What is asked:
Lines containing the word "this" are the ones to copy from the records below.

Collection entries
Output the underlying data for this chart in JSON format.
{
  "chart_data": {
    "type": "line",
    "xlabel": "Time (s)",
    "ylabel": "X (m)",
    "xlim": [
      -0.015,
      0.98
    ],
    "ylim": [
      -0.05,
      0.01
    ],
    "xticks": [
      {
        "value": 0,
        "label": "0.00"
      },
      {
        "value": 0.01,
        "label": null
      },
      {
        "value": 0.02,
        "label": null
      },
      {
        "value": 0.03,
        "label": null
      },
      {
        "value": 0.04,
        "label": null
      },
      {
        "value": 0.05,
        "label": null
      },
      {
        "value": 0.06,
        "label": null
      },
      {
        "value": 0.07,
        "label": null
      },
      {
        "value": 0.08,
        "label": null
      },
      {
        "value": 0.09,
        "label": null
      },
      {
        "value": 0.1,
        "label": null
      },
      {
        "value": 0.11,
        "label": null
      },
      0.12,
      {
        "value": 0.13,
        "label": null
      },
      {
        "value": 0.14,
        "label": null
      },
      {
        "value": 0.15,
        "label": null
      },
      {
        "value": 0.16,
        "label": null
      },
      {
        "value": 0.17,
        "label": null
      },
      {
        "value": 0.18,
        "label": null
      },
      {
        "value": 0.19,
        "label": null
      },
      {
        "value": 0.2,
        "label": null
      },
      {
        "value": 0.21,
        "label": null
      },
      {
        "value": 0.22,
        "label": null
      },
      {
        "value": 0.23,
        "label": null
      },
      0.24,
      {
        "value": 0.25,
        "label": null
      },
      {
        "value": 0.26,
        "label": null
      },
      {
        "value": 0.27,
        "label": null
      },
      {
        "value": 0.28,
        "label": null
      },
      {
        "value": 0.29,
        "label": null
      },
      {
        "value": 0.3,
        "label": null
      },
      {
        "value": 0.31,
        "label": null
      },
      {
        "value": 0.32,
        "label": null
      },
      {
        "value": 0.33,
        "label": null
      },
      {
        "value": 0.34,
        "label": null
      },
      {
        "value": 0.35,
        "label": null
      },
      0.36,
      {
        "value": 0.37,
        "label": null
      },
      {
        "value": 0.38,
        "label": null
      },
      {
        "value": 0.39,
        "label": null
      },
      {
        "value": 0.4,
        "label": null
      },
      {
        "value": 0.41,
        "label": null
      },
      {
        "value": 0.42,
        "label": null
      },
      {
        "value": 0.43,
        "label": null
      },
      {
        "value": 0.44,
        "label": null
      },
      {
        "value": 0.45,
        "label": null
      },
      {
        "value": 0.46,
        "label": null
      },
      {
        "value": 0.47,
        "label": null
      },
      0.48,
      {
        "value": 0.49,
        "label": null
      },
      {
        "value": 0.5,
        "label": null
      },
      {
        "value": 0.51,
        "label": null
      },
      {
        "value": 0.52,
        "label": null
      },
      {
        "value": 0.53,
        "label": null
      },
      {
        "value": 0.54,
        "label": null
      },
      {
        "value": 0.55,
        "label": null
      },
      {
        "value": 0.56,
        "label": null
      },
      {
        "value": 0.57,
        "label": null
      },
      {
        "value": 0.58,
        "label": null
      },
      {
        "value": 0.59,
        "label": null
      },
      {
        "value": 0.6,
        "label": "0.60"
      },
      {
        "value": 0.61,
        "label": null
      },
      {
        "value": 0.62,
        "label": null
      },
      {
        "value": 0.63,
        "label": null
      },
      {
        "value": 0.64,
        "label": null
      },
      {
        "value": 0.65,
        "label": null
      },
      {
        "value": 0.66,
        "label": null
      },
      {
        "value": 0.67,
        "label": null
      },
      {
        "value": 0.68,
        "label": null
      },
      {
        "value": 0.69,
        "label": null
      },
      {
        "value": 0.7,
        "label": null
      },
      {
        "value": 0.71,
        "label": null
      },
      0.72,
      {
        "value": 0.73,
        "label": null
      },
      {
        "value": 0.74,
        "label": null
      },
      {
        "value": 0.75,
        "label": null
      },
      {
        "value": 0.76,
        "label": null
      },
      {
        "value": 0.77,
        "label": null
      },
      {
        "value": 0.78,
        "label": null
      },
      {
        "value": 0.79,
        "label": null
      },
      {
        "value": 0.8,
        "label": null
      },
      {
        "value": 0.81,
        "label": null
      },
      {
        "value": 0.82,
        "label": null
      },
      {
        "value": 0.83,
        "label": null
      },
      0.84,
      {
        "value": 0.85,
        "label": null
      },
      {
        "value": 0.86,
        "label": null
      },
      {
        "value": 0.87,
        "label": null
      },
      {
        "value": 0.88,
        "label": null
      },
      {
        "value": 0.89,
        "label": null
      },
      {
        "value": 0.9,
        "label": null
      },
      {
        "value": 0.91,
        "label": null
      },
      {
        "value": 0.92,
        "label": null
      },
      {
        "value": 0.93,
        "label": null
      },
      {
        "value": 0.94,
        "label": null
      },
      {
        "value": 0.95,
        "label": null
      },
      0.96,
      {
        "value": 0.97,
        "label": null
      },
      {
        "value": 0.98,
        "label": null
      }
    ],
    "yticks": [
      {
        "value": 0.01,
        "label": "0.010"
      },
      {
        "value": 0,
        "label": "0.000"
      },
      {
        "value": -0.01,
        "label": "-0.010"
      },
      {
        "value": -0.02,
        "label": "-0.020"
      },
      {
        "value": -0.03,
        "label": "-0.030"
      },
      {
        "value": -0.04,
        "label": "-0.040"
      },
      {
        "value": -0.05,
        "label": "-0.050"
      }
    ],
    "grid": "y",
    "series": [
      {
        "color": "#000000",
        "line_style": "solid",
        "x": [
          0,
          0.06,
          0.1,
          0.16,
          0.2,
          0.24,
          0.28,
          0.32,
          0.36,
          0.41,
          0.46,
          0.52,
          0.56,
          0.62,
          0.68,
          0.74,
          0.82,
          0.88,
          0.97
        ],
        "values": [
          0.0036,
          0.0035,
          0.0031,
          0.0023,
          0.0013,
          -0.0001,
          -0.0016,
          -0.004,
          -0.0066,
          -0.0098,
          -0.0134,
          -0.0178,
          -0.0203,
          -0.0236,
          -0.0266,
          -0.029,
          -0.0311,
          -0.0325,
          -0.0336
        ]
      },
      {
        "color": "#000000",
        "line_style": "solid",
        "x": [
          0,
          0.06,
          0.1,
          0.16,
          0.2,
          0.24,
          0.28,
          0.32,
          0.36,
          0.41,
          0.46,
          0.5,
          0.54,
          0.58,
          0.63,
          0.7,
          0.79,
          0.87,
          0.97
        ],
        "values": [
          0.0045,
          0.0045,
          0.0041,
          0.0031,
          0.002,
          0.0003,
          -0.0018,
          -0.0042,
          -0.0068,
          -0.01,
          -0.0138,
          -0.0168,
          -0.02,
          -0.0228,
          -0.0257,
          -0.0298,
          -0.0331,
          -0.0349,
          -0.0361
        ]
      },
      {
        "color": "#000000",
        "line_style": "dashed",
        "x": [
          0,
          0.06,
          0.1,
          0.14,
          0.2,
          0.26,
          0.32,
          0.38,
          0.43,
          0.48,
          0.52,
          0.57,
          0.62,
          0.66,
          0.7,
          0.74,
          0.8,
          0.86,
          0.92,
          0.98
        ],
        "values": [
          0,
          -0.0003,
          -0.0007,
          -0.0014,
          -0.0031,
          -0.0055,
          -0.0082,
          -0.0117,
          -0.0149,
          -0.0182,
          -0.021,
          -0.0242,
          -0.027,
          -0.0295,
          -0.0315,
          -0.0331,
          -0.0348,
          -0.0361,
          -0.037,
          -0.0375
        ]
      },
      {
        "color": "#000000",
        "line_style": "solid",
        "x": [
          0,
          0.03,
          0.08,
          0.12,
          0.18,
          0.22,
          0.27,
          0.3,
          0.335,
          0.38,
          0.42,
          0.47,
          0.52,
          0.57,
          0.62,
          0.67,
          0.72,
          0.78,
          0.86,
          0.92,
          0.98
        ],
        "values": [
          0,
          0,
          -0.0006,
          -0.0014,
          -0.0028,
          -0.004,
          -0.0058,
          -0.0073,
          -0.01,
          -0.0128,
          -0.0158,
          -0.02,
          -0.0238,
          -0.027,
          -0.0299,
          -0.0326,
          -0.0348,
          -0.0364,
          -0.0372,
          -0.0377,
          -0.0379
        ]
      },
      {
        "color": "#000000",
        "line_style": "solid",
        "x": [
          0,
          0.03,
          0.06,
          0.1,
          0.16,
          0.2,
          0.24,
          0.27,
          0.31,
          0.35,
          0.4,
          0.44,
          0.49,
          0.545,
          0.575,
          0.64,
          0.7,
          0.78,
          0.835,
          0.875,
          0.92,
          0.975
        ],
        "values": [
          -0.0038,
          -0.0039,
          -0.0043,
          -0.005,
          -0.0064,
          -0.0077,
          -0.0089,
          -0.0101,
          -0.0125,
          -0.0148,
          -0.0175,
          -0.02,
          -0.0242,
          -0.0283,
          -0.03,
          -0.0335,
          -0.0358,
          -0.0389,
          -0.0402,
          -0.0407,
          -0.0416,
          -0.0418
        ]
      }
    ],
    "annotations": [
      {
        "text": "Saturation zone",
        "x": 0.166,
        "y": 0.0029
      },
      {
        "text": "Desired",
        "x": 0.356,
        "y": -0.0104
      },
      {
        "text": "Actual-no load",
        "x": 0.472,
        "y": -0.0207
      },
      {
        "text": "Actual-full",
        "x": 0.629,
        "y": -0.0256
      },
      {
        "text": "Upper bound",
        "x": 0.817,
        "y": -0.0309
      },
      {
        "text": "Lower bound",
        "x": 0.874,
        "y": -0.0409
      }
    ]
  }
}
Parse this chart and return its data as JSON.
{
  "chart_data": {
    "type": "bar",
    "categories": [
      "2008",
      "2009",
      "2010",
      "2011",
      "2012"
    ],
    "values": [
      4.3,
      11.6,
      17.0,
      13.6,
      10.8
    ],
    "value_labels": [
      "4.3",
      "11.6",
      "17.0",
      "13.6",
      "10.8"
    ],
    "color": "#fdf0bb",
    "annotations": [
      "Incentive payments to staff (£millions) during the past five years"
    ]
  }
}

Worked answer:
Output the underlying data for this chart in JSON format.
Parse this chart and return its data as JSON.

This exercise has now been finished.